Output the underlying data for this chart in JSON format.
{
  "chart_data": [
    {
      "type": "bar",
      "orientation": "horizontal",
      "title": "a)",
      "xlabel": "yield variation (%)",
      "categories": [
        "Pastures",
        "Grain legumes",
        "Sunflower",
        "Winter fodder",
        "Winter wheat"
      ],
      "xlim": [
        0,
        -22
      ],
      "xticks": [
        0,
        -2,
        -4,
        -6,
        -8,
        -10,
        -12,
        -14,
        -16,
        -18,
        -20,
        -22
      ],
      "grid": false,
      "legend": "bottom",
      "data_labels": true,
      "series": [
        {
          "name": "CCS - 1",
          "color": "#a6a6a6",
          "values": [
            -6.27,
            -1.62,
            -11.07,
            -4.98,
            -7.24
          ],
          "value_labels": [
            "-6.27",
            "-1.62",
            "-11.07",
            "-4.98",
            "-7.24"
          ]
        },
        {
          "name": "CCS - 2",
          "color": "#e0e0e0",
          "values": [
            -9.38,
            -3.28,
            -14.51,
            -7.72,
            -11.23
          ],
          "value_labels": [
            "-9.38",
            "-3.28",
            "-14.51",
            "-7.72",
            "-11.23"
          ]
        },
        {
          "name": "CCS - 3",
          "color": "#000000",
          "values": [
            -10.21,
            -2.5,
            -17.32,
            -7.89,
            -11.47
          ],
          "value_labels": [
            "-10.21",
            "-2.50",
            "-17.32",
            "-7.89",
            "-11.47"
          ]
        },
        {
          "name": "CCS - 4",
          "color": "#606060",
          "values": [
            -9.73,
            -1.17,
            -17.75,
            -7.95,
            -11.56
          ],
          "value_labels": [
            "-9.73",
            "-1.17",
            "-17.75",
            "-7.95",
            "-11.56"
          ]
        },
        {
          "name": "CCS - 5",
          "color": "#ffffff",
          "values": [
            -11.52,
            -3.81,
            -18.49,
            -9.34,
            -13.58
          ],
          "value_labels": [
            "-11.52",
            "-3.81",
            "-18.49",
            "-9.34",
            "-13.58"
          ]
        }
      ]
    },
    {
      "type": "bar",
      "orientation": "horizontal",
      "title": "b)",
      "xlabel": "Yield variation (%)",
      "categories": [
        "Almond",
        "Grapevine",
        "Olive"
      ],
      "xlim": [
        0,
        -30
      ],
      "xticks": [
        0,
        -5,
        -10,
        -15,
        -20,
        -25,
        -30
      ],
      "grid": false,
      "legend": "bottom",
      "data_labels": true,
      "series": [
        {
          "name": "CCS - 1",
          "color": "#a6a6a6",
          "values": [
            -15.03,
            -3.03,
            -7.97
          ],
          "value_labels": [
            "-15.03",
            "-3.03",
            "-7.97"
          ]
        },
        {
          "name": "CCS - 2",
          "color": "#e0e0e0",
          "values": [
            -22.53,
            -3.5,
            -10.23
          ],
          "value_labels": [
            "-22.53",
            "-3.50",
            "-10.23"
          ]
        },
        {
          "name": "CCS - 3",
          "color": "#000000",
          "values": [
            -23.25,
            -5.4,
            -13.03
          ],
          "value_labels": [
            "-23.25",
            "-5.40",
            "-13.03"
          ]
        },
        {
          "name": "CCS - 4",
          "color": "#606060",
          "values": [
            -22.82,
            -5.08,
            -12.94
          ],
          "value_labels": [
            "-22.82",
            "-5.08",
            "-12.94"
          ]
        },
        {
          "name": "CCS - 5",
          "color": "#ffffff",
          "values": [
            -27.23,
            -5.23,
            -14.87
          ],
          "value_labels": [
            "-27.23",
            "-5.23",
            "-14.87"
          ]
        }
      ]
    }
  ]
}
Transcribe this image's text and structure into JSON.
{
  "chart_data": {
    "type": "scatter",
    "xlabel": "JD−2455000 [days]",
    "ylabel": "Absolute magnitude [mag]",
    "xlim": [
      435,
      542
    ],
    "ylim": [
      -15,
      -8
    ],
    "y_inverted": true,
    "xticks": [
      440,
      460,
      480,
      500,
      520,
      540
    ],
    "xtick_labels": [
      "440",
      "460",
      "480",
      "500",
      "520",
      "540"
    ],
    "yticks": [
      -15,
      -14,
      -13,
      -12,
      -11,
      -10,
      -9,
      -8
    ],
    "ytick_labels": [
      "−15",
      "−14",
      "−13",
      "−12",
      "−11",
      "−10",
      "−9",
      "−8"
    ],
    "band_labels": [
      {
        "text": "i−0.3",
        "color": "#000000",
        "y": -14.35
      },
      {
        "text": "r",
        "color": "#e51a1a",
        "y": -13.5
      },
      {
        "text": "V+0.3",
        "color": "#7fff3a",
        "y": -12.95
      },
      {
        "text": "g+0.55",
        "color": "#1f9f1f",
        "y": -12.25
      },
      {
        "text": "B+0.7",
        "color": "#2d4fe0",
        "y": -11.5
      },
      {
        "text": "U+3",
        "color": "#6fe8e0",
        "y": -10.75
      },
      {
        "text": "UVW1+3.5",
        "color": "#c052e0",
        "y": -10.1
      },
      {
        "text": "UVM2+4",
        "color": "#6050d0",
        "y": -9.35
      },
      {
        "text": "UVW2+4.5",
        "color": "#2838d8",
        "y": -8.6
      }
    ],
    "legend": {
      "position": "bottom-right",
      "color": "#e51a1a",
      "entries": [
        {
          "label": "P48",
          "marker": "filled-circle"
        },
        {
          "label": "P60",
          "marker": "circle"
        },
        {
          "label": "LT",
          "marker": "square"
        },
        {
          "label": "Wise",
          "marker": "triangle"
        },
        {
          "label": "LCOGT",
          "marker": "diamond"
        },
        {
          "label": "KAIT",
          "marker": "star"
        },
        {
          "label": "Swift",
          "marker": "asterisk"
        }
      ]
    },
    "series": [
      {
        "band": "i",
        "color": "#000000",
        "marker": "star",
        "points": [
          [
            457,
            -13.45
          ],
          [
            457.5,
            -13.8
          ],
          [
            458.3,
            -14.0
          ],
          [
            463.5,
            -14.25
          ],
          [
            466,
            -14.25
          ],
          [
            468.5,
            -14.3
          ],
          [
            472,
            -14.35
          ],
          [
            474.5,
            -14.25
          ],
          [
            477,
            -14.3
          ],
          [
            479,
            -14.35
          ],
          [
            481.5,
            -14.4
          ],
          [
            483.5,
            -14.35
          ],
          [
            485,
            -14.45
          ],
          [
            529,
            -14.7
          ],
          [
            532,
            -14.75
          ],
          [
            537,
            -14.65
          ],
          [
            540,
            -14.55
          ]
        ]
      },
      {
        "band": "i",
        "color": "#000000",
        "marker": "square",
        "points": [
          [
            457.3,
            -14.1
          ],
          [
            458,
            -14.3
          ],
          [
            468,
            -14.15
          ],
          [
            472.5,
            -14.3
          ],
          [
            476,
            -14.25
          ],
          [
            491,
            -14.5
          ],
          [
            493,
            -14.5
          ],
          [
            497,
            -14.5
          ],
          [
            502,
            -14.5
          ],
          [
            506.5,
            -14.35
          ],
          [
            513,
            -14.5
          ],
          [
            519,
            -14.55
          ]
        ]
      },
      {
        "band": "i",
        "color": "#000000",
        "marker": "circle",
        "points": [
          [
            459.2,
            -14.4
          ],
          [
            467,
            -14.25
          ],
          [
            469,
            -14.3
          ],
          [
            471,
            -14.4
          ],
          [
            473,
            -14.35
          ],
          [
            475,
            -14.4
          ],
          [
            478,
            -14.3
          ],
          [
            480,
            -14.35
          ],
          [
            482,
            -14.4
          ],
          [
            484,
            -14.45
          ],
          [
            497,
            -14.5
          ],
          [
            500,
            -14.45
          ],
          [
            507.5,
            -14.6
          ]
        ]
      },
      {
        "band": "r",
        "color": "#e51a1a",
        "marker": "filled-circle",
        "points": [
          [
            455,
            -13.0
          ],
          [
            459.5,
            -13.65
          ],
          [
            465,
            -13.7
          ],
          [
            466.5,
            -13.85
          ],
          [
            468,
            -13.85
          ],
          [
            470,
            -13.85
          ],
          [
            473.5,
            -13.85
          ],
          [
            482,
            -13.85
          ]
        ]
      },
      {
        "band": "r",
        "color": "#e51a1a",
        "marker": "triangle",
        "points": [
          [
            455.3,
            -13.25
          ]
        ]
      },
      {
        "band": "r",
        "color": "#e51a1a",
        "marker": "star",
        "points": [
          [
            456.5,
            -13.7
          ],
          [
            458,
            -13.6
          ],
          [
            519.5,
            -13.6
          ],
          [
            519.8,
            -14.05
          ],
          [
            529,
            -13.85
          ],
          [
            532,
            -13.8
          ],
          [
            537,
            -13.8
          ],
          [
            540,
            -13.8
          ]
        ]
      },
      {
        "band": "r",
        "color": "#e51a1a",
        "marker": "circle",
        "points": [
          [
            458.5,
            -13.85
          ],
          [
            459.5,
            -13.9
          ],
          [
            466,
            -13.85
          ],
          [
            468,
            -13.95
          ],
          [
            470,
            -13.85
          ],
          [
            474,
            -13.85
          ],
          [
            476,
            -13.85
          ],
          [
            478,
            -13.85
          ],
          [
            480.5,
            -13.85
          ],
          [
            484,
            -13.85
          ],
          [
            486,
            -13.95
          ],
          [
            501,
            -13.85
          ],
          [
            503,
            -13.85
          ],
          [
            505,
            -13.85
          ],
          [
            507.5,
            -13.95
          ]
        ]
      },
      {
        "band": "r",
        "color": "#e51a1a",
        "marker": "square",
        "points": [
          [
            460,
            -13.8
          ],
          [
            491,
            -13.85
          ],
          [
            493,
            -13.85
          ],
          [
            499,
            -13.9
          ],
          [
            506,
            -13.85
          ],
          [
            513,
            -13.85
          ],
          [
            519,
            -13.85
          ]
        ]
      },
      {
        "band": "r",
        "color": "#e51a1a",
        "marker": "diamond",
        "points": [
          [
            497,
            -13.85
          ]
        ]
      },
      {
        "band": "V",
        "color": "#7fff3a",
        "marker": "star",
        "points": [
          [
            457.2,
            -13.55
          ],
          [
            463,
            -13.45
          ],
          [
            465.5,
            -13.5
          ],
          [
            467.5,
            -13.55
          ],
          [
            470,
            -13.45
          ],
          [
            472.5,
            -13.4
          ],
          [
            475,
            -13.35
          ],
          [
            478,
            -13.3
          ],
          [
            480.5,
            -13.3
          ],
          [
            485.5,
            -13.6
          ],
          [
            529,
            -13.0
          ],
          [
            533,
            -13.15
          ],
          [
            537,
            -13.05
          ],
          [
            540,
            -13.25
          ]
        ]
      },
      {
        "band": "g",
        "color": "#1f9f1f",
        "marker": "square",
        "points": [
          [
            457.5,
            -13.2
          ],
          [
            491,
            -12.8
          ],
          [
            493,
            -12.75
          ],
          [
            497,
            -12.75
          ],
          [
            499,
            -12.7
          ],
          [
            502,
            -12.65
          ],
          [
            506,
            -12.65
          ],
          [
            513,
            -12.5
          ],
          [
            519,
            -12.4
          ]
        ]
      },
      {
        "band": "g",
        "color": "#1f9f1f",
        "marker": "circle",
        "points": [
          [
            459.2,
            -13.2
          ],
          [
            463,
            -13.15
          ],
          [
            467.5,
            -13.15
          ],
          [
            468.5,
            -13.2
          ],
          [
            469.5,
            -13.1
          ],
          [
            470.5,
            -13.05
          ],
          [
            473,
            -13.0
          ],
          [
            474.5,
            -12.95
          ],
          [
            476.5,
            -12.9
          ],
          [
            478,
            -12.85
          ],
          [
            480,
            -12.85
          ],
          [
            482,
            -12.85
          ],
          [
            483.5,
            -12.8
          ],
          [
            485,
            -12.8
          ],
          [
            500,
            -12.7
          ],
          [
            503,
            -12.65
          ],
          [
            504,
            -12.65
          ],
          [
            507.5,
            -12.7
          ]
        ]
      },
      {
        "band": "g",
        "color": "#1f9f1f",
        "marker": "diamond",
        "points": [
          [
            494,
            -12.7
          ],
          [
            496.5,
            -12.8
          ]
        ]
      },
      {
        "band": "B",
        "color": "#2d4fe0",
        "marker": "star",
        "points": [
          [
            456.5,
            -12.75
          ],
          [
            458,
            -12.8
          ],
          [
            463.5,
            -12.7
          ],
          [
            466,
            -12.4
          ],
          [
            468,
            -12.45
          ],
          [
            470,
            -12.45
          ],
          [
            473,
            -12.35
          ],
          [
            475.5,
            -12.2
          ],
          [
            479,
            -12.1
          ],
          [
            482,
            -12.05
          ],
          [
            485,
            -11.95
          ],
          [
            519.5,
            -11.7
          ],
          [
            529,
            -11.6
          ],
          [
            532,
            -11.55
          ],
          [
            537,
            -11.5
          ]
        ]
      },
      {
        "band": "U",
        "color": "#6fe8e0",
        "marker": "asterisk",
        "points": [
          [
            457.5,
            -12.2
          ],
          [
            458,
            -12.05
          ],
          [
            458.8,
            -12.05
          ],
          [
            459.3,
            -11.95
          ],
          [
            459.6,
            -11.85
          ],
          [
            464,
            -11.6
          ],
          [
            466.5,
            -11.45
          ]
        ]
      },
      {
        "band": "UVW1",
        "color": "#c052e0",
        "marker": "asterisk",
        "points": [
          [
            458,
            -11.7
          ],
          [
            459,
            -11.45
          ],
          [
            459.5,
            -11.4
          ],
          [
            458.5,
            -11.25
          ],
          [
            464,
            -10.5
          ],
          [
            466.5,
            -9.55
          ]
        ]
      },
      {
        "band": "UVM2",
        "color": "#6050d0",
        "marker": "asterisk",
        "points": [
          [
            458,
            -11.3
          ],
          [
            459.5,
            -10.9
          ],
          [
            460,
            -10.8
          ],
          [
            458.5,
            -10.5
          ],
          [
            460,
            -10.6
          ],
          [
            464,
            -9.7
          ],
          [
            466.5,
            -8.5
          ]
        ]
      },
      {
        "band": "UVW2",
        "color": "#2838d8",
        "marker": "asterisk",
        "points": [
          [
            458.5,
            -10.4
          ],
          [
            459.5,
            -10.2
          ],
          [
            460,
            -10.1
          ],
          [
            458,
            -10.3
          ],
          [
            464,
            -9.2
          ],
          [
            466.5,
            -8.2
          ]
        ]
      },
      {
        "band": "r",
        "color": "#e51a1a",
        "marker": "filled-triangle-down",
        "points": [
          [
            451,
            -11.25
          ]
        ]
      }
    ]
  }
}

###

Identify each line holding the string "JSON", and copy it out.

Output the underlying data for this chart in JSON format.
Transcribe this image's text and structure into JSON.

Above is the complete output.